### Dataset entries
## Begin

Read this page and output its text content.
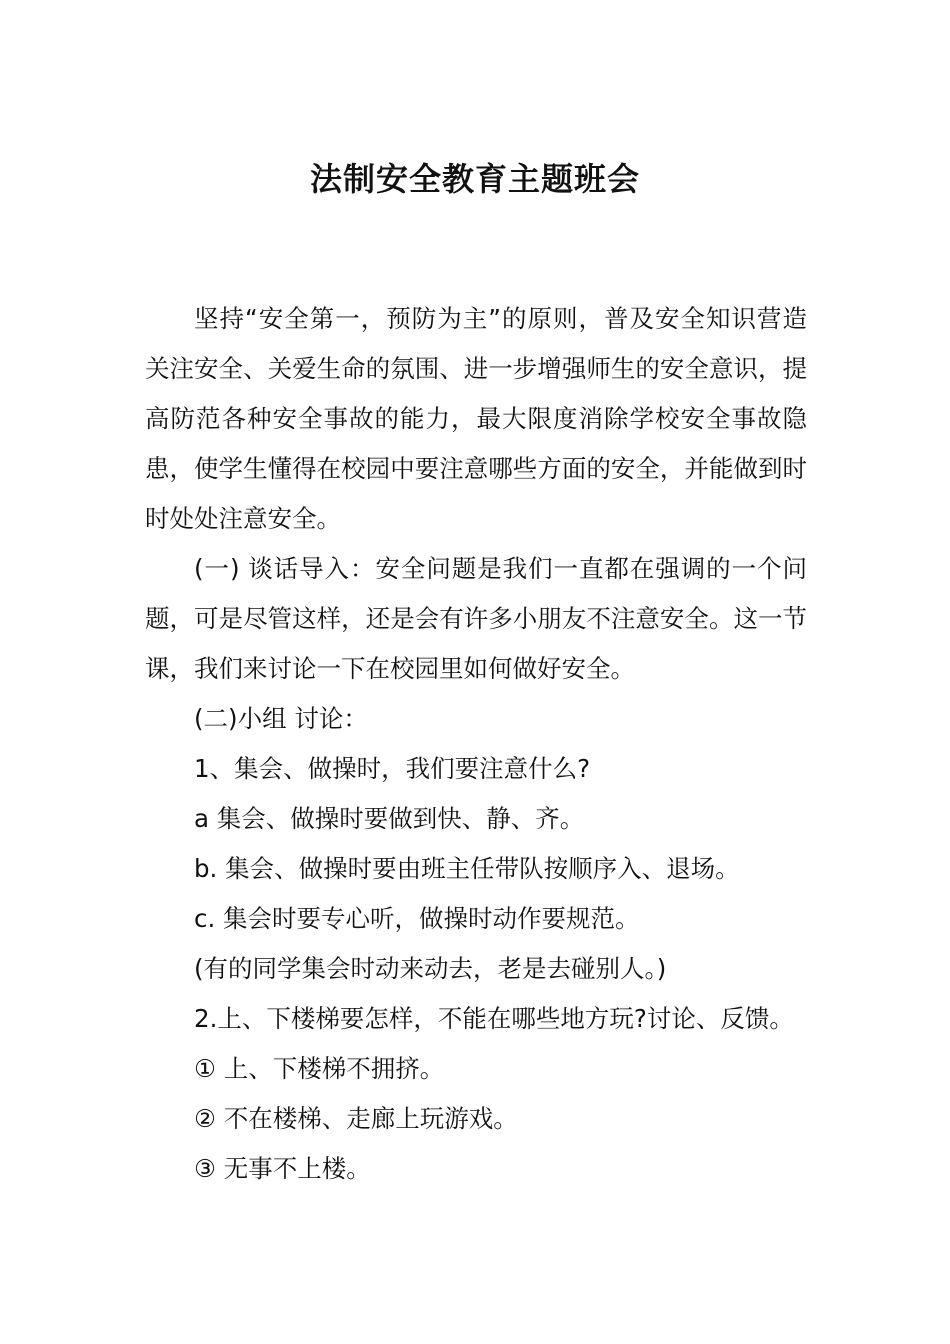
法制安全教育主题班会

坚持“安全第一，预防为主”的原则，普及安全知识营造关注安全、关爱生命的氛围、进一步增强师生的安全意识，提高防范各种安全事故的能力，最大限度消除学校安全事故隐患，使学生懂得在校园中要注意哪些方面的安全，并能做到时时处处注意安全。

(一) 谈话导入：安全问题是我们一直都在强调的一个问题，可是尽管这样，还是会有许多小朋友不注意安全。这一节课，我们来讨论一下在校园里如何做好安全。

(二)小组 讨论：

1、集会、做操时，我们要注意什么?

a 集会、做操时要做到快、静、齐。

b. 集会、做操时要由班主任带队按顺序入、退场。

c. 集会时要专心听，做操时动作要规范。

(有的同学集会时动来动去，老是去碰别人。)

2.上、下楼梯要怎样，不能在哪些地方玩?讨论、反馈。

① 上、下楼梯不拥挤。

② 不在楼梯、走廊上玩游戏。

③ 无事不上楼。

## End

### What you should do
Return all of the data exactly as written, and drop the pictures.

### Result of the exercise
Read this page and output its text content.
法制安全教育主题班会

坚持“安全第一，预防为主”的原则，普及安全知识营造关注安全、关爱生命的氛围、进一步增强师生的安全意识，提高防范各种安全事故的能力，最大限度消除学校安全事故隐患，使学生懂得在校园中要注意哪些方面的安全，并能做到时时处处注意安全。

(一) 谈话导入：安全问题是我们一直都在强调的一个问题，可是尽管这样，还是会有许多小朋友不注意安全。这一节课，我们来讨论一下在校园里如何做好安全。

(二)小组 讨论：

1、集会、做操时，我们要注意什么?

a 集会、做操时要做到快、静、齐。

b. 集会、做操时要由班主任带队按顺序入、退场。

c. 集会时要专心听，做操时动作要规范。

(有的同学集会时动来动去，老是去碰别人。)

2.上、下楼梯要怎样，不能在哪些地方玩?讨论、反馈。

① 上、下楼梯不拥挤。

② 不在楼梯、走廊上玩游戏。

③ 无事不上楼。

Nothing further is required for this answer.